#### [What to work on]
Collect every line in the records below that contains the word "image".

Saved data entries
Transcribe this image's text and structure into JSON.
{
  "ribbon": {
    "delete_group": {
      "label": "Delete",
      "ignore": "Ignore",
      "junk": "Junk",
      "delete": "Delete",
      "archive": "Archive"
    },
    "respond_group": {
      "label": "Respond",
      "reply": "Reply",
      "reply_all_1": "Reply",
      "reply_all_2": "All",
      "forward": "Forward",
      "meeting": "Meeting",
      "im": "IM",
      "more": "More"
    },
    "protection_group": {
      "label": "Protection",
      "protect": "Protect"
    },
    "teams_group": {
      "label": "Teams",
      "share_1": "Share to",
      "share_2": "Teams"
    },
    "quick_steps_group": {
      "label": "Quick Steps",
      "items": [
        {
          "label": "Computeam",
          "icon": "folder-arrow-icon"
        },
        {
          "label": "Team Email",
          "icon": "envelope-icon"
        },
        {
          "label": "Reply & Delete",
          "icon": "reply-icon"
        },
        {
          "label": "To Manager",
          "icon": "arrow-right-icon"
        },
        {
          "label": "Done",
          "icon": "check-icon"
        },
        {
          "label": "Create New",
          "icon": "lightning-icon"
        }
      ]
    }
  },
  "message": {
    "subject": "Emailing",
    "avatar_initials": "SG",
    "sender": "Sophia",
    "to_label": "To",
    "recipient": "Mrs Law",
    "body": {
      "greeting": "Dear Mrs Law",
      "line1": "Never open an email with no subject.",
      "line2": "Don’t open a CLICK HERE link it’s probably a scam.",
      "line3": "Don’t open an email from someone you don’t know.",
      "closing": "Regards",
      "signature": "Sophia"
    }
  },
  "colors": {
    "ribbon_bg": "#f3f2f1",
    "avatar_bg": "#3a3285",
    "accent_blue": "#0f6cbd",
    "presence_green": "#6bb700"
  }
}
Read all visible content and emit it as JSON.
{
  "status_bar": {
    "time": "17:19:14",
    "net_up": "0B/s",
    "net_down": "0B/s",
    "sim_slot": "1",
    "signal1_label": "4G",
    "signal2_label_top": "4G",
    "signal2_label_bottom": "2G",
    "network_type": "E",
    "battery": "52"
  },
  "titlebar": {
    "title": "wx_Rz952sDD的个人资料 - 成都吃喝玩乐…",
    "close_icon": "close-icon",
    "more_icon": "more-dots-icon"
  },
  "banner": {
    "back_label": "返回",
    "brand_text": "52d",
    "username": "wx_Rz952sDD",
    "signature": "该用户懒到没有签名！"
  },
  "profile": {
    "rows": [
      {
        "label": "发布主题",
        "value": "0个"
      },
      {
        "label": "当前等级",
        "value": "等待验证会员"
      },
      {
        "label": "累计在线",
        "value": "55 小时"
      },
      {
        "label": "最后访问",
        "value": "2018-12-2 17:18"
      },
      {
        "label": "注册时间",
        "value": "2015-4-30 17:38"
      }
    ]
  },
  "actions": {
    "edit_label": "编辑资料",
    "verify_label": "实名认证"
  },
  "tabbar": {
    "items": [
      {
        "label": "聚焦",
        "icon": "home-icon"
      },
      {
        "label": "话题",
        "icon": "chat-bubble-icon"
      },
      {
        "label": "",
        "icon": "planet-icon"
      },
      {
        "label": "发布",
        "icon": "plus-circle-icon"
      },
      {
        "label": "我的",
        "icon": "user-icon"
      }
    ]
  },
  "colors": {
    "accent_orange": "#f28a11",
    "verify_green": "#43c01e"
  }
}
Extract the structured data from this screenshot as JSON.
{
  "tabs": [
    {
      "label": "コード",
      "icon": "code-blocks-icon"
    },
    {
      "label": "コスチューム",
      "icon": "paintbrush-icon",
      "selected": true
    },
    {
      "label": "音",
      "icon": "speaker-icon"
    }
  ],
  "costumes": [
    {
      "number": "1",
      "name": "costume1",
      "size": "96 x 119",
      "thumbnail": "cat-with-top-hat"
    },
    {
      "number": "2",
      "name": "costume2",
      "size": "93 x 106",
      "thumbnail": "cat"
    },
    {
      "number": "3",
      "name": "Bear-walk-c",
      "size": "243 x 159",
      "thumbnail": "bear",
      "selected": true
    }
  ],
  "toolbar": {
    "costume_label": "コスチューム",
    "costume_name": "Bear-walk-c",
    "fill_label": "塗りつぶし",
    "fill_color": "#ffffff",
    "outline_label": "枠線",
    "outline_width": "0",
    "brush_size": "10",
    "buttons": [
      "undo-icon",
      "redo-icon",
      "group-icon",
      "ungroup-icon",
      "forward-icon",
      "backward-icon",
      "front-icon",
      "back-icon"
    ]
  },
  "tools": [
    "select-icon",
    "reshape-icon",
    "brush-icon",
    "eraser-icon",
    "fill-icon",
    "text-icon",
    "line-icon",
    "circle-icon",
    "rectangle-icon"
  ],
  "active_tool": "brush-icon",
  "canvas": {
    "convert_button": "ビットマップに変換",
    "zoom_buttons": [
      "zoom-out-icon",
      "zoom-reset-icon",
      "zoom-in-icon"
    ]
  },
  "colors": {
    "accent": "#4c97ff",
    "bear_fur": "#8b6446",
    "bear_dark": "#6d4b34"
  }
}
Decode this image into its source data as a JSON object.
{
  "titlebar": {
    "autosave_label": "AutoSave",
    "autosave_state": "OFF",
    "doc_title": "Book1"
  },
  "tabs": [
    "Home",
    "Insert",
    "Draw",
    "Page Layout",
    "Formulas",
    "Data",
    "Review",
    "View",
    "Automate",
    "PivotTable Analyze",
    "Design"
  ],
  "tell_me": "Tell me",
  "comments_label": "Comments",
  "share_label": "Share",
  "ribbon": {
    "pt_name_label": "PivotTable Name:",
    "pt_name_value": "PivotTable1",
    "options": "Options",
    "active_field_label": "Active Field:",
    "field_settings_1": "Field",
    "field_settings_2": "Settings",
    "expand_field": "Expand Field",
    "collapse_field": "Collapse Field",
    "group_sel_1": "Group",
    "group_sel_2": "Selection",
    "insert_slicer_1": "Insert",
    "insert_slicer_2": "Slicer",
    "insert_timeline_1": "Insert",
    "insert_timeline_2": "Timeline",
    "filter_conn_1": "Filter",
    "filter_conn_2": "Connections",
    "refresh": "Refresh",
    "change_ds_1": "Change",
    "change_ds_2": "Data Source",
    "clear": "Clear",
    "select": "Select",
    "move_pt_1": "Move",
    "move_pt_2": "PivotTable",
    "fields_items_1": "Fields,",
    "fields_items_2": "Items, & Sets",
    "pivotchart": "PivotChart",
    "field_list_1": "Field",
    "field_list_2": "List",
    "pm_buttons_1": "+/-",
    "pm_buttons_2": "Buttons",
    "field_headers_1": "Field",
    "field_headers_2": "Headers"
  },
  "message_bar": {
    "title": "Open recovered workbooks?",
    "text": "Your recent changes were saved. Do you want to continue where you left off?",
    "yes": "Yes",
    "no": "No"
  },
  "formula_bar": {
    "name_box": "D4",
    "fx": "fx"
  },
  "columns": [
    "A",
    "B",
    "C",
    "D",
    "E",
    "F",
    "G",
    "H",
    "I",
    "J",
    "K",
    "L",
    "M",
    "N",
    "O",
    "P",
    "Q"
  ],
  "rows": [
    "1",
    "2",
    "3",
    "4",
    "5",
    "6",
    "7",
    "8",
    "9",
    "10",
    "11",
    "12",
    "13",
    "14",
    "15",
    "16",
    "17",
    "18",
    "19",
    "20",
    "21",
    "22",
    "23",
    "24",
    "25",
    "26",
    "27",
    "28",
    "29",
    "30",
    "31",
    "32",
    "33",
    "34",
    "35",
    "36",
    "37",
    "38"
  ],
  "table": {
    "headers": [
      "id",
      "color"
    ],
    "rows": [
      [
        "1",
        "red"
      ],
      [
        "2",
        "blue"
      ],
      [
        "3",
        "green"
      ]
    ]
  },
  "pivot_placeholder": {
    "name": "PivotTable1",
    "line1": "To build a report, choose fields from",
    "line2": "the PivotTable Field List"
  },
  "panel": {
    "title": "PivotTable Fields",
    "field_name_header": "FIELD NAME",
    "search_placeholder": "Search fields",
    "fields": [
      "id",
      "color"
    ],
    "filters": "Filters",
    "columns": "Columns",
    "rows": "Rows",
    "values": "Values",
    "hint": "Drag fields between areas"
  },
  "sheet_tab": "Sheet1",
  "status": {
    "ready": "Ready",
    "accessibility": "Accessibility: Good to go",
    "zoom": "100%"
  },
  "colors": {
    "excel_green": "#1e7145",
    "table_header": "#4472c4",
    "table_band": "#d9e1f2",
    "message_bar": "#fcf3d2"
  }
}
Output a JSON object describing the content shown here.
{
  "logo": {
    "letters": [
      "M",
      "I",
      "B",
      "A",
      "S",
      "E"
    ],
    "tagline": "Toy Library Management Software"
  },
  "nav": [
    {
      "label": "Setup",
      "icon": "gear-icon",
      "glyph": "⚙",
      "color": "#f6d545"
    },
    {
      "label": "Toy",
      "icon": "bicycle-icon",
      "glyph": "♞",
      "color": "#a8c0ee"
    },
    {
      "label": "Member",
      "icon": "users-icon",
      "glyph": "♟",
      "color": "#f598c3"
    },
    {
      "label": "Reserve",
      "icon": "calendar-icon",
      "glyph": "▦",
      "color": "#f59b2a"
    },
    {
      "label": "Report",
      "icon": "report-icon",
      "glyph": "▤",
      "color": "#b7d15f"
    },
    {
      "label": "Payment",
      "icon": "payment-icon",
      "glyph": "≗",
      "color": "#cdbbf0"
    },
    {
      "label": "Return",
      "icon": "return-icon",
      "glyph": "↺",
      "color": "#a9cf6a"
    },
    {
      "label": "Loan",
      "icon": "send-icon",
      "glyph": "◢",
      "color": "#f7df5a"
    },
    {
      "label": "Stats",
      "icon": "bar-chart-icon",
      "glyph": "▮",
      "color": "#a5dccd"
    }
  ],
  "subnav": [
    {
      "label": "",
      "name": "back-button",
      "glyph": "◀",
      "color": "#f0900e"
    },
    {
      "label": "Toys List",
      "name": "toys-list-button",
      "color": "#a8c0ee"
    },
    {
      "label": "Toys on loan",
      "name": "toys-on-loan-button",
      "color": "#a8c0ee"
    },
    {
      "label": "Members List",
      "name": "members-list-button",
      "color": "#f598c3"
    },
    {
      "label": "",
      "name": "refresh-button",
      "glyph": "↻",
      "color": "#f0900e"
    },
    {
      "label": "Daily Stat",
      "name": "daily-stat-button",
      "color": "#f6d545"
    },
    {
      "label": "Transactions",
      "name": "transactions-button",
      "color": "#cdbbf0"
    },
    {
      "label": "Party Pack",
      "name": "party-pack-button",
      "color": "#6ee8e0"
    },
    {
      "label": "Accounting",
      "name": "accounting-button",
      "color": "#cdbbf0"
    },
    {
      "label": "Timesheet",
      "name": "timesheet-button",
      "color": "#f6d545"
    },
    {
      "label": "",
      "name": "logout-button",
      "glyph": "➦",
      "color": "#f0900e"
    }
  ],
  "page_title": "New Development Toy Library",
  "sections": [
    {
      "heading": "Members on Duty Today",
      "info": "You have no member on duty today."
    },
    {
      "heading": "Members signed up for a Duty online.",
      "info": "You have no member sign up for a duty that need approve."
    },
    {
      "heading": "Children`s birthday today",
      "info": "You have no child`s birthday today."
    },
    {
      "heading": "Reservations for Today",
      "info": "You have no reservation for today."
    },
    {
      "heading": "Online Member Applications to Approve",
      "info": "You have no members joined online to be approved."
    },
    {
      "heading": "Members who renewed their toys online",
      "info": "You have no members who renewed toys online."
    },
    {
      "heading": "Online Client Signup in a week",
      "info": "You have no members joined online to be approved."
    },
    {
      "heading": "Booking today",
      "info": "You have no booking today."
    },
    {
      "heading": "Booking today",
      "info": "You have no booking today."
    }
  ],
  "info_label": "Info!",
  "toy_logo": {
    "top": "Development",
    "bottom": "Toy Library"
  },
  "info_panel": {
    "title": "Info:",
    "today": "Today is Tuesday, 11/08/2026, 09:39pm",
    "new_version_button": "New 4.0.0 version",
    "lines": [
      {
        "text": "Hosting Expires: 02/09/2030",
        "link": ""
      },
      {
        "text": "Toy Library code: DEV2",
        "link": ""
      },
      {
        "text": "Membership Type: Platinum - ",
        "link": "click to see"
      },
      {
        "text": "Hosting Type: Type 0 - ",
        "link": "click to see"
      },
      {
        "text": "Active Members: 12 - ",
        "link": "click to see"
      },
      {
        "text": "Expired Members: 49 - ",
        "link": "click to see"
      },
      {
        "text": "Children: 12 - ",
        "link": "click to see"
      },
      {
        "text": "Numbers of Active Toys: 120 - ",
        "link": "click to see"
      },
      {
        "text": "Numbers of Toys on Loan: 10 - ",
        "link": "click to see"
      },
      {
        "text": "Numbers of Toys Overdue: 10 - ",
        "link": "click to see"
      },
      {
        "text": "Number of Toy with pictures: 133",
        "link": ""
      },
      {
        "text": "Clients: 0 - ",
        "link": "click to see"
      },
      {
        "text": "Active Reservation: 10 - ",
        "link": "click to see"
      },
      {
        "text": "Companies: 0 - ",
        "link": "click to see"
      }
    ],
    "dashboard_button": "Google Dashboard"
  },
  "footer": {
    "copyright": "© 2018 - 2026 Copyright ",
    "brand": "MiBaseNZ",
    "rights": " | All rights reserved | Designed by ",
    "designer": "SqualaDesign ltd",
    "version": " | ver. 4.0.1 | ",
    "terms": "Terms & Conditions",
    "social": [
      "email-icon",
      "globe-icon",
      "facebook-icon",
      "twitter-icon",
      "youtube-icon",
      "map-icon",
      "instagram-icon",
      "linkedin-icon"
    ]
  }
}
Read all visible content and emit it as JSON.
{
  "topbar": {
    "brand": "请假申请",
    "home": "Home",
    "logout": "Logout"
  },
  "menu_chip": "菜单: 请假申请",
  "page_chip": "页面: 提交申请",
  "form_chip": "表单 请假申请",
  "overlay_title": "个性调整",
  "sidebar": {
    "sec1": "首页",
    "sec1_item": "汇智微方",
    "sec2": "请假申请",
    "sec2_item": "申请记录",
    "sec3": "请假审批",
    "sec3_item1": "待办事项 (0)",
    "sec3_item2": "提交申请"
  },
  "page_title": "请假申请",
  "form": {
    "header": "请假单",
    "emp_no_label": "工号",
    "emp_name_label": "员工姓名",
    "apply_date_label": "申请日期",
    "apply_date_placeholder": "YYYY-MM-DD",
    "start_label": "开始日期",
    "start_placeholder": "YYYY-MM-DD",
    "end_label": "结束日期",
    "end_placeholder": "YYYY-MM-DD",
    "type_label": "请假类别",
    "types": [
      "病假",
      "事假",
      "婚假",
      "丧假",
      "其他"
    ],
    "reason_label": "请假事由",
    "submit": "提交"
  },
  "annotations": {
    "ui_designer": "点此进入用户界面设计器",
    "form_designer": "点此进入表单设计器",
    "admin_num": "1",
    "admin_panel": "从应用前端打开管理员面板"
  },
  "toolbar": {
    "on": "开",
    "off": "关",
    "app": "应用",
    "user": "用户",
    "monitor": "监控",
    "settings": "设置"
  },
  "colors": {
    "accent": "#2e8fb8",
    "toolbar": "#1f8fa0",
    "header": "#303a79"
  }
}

#### [Expected output]
Transcribe this image's text and structure into JSON.
Decode this image into its source data as a JSON object.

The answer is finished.